*Problem description*.
Output all the entries word for word. Omit the pictures.

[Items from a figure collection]
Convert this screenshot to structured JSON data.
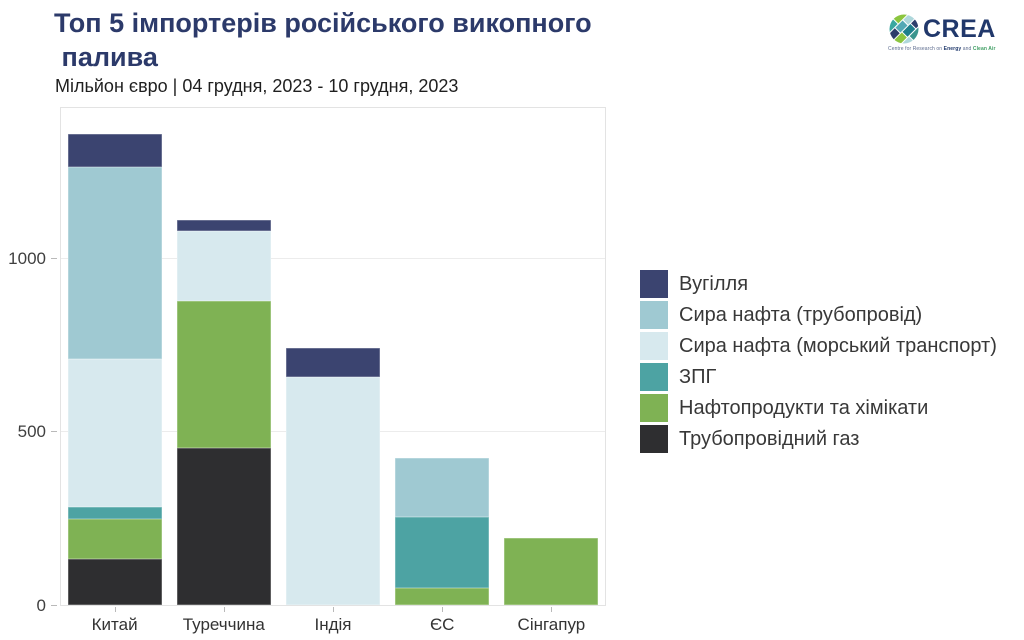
{
  "header": {
    "title": "Топ 5 імпортерів російського викопного\n палива",
    "subtitle": "Мільйон євро | 04 грудня, 2023 - 10 грудня, 2023"
  },
  "logo": {
    "brand": "CREA",
    "tagline": {
      "prefix": "Centre for Research on ",
      "energy": "Energy",
      "and": " and ",
      "clean_air": "Clean Air"
    }
  },
  "chart_data": {
    "type": "bar",
    "stacked": true,
    "title": "Топ 5 імпортерів російського викопного палива",
    "units_label": "Мільйон євро",
    "period_label": "04 грудня, 2023 - 10 грудня, 2023",
    "categories": [
      "Китай",
      "Туреччина",
      "Індія",
      "ЄС",
      "Сінгапур"
    ],
    "series": [
      {
        "name": "Вугілля",
        "color": "#3b4470",
        "values": [
          95,
          32,
          84,
          0,
          0
        ]
      },
      {
        "name": "Сира нафта (трубопровід)",
        "color": "#9fc9d2",
        "values": [
          558,
          0,
          0,
          170,
          0
        ]
      },
      {
        "name": "Сира нафта (морський транспорт)",
        "color": "#d7e9ee",
        "values": [
          427,
          202,
          660,
          0,
          0
        ]
      },
      {
        "name": "ЗПГ",
        "color": "#4da3a3",
        "values": [
          35,
          0,
          0,
          204,
          0
        ]
      },
      {
        "name": "Нафтопродукти та хімікати",
        "color": "#7fb254",
        "values": [
          115,
          425,
          0,
          50,
          195
        ]
      },
      {
        "name": "Трубопровідний газ",
        "color": "#2e2e30",
        "values": [
          133,
          455,
          0,
          0,
          0
        ]
      }
    ],
    "y_axis": {
      "ticks": [
        0,
        500,
        1000
      ],
      "max": 1437
    },
    "legend_position": "right",
    "grid": "horizontal",
    "stack_order_note": "legend top item renders at top of each stack"
  }
}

*Written solution*.
Convert this screenshot to structured JSON data.
{
  "header": {
    "title": "Топ 5 імпортерів російського викопного\n палива",
    "subtitle": "Мільйон євро | 04 грудня, 2023 - 10 грудня, 2023"
  },
  "logo": {
    "brand": "CREA",
    "tagline": {
      "prefix": "Centre for Research on ",
      "energy": "Energy",
      "and": " and ",
      "clean_air": "Clean Air"
    }
  },
  "chart_data": {
    "type": "bar",
    "stacked": true,
    "title": "Топ 5 імпортерів російського викопного палива",
    "units_label": "Мільйон євро",
    "period_label": "04 грудня, 2023 - 10 грудня, 2023",
    "categories": [
      "Китай",
      "Туреччина",
      "Індія",
      "ЄС",
      "Сінгапур"
    ],
    "series": [
      {
        "name": "Вугілля",
        "color": "#3b4470",
        "values": [
          95,
          32,
          84,
          0,
          0
        ]
      },
      {
        "name": "Сира нафта (трубопровід)",
        "color": "#9fc9d2",
        "values": [
          558,
          0,
          0,
          170,
          0
        ]
      },
      {
        "name": "Сира нафта (морський транспорт)",
        "color": "#d7e9ee",
        "values": [
          427,
          202,
          660,
          0,
          0
        ]
      },
      {
        "name": "ЗПГ",
        "color": "#4da3a3",
        "values": [
          35,
          0,
          0,
          204,
          0
        ]
      },
      {
        "name": "Нафтопродукти та хімікати",
        "color": "#7fb254",
        "values": [
          115,
          425,
          0,
          50,
          195
        ]
      },
      {
        "name": "Трубопровідний газ",
        "color": "#2e2e30",
        "values": [
          133,
          455,
          0,
          0,
          0
        ]
      }
    ],
    "y_axis": {
      "ticks": [
        0,
        500,
        1000
      ],
      "max": 1437
    },
    "legend_position": "right",
    "grid": "horizontal",
    "stack_order_note": "legend top item renders at top of each stack"
  }
}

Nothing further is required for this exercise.